### Task to complete
Below are records. Copy every line with "title" in it.

Entries with figure data
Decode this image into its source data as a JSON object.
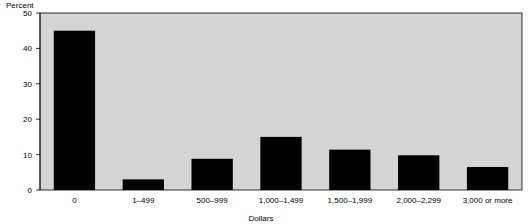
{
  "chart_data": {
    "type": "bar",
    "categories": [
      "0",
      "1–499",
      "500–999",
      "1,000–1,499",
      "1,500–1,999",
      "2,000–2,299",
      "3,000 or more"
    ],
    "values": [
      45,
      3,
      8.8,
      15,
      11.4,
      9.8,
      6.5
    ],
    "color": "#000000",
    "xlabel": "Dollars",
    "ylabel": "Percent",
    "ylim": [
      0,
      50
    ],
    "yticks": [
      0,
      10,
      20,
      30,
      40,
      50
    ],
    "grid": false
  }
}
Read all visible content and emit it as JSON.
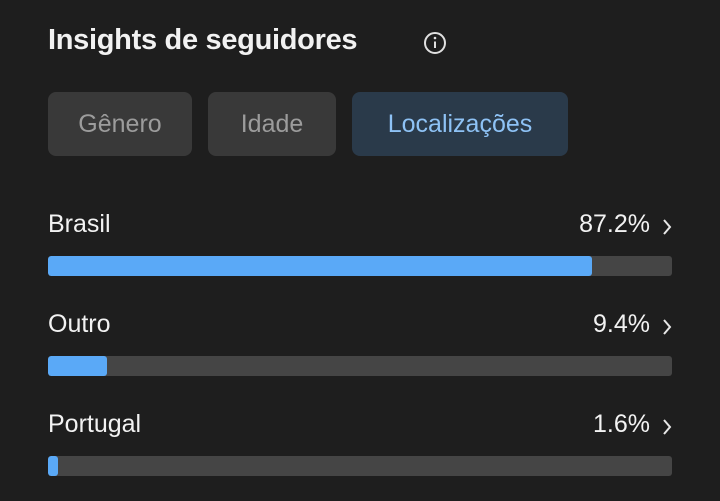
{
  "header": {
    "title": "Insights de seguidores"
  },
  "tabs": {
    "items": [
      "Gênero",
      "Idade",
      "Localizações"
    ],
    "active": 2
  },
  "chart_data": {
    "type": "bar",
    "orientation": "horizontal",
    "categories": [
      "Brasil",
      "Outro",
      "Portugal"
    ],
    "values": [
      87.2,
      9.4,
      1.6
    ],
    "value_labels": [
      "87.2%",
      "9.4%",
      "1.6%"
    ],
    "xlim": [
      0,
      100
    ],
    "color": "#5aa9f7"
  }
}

---

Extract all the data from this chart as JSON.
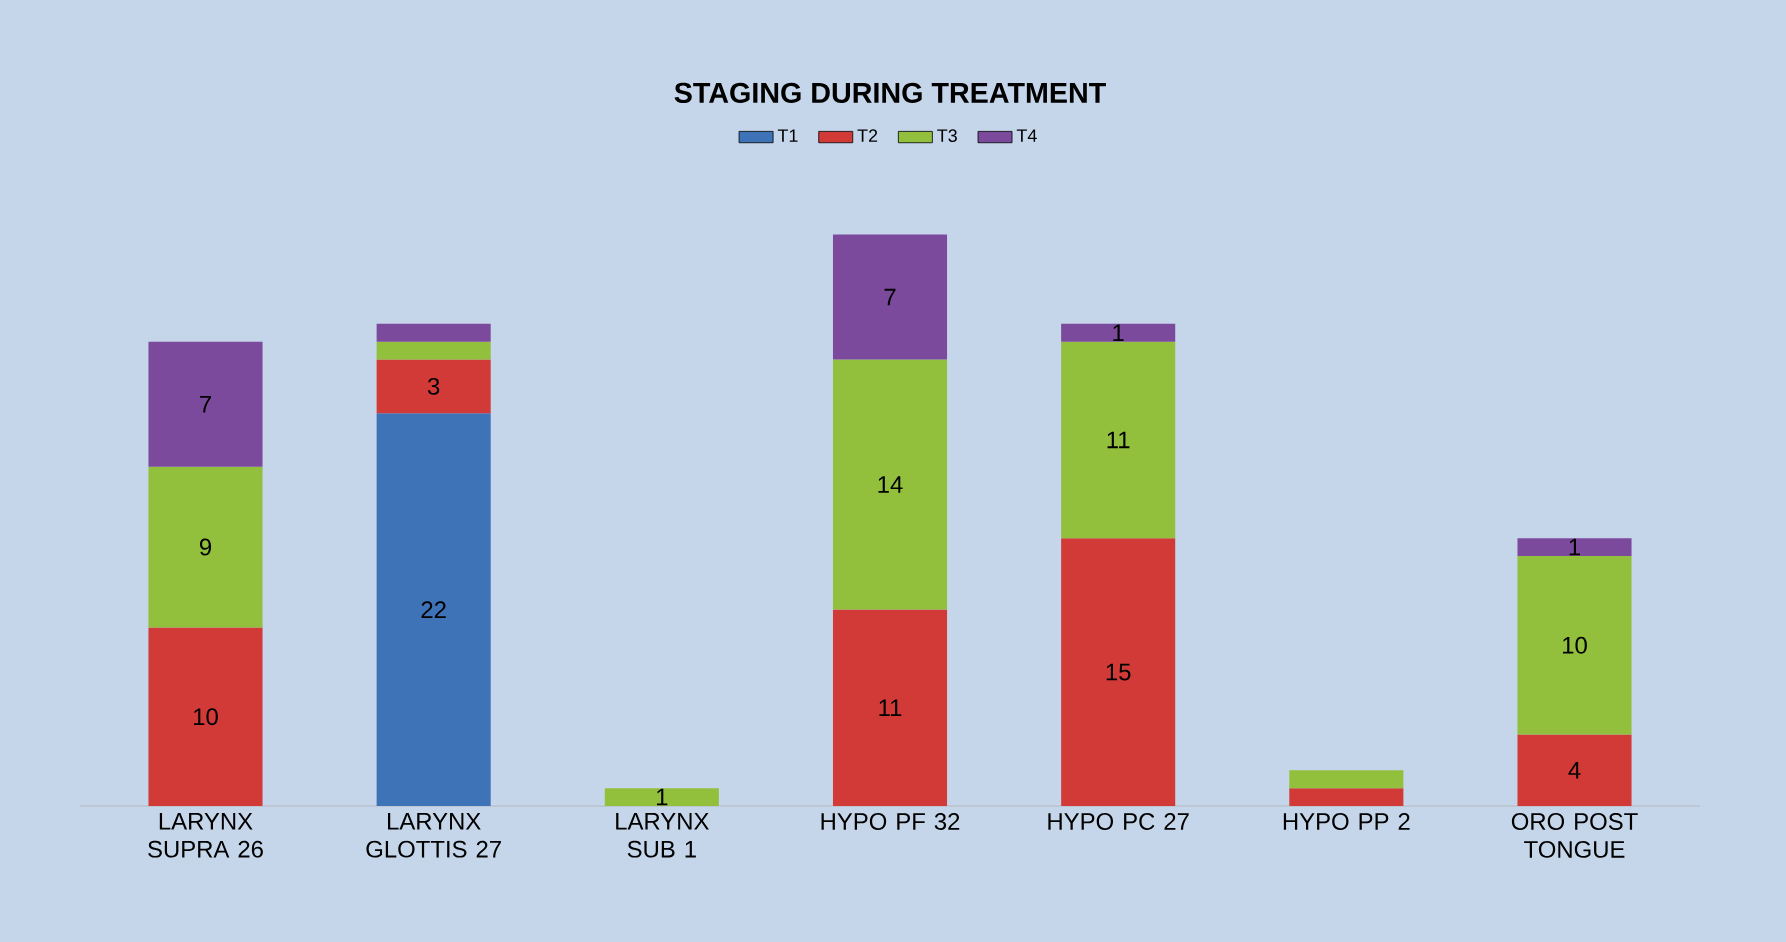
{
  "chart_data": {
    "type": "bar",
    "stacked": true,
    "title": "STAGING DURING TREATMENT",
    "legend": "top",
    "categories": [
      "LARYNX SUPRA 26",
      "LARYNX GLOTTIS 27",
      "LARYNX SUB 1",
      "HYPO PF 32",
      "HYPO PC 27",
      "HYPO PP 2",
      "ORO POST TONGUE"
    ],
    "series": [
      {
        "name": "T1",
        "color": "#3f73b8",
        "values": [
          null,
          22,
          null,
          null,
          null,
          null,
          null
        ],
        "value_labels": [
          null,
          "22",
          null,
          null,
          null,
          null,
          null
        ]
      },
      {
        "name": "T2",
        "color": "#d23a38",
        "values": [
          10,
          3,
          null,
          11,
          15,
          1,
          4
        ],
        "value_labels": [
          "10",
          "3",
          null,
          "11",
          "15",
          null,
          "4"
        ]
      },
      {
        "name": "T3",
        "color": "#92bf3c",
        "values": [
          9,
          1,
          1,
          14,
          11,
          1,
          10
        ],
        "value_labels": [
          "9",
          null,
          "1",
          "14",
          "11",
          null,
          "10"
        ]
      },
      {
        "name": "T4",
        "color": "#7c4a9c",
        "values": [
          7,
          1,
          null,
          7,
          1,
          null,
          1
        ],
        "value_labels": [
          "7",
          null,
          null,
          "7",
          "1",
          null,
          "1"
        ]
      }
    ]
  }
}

### Written response
    "title": "Insights de seguidores"
    "title": "STAGING DURING TREATMENT",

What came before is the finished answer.